# START OF RECORDED DATA
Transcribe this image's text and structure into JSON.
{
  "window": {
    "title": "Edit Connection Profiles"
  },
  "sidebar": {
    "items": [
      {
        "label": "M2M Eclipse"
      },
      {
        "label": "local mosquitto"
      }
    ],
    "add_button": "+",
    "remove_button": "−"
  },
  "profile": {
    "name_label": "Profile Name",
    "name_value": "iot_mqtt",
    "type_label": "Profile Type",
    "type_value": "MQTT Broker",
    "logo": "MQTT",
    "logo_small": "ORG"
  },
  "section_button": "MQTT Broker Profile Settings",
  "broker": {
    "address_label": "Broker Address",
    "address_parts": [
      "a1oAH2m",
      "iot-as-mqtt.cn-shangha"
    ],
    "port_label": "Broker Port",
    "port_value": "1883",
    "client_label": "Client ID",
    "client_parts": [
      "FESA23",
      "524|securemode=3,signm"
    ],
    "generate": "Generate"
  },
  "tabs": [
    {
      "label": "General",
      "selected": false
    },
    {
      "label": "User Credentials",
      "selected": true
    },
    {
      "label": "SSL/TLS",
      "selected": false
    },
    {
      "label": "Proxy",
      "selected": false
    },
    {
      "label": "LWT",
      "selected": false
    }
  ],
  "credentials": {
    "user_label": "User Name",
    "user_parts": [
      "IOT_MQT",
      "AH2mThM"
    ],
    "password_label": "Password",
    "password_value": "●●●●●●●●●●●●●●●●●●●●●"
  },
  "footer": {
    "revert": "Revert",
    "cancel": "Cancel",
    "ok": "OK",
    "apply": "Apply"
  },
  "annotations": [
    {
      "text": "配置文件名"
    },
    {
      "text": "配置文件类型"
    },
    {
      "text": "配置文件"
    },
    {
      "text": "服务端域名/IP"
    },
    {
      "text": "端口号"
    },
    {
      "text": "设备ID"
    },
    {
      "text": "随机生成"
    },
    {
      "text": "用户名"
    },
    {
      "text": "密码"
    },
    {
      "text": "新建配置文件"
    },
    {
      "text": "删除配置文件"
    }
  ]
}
# END OF RECORDED DATA
Print the records above in full, exactly.

Transcribe this image's text and structure into JSON.
{
  "window": {
    "title": "Edit Connection Profiles"
  },
  "sidebar": {
    "items": [
      {
        "label": "M2M Eclipse"
      },
      {
        "label": "local mosquitto"
      }
    ],
    "add_button": "+",
    "remove_button": "−"
  },
  "profile": {
    "name_label": "Profile Name",
    "name_value": "iot_mqtt",
    "type_label": "Profile Type",
    "type_value": "MQTT Broker",
    "logo": "MQTT",
    "logo_small": "ORG"
  },
  "section_button": "MQTT Broker Profile Settings",
  "broker": {
    "address_label": "Broker Address",
    "address_parts": [
      "a1oAH2m",
      "iot-as-mqtt.cn-shangha"
    ],
    "port_label": "Broker Port",
    "port_value": "1883",
    "client_label": "Client ID",
    "client_parts": [
      "FESA23",
      "524|securemode=3,signm"
    ],
    "generate": "Generate"
  },
  "tabs": [
    {
      "label": "General",
      "selected": false
    },
    {
      "label": "User Credentials",
      "selected": true
    },
    {
      "label": "SSL/TLS",
      "selected": false
    },
    {
      "label": "Proxy",
      "selected": false
    },
    {
      "label": "LWT",
      "selected": false
    }
  ],
  "credentials": {
    "user_label": "User Name",
    "user_parts": [
      "IOT_MQT",
      "AH2mThM"
    ],
    "password_label": "Password",
    "password_value": "●●●●●●●●●●●●●●●●●●●●●"
  },
  "footer": {
    "revert": "Revert",
    "cancel": "Cancel",
    "ok": "OK",
    "apply": "Apply"
  },
  "annotations": [
    {
      "text": "配置文件名"
    },
    {
      "text": "配置文件类型"
    },
    {
      "text": "配置文件"
    },
    {
      "text": "服务端域名/IP"
    },
    {
      "text": "端口号"
    },
    {
      "text": "设备ID"
    },
    {
      "text": "随机生成"
    },
    {
      "text": "用户名"
    },
    {
      "text": "密码"
    },
    {
      "text": "新建配置文件"
    },
    {
      "text": "删除配置文件"
    }
  ]
}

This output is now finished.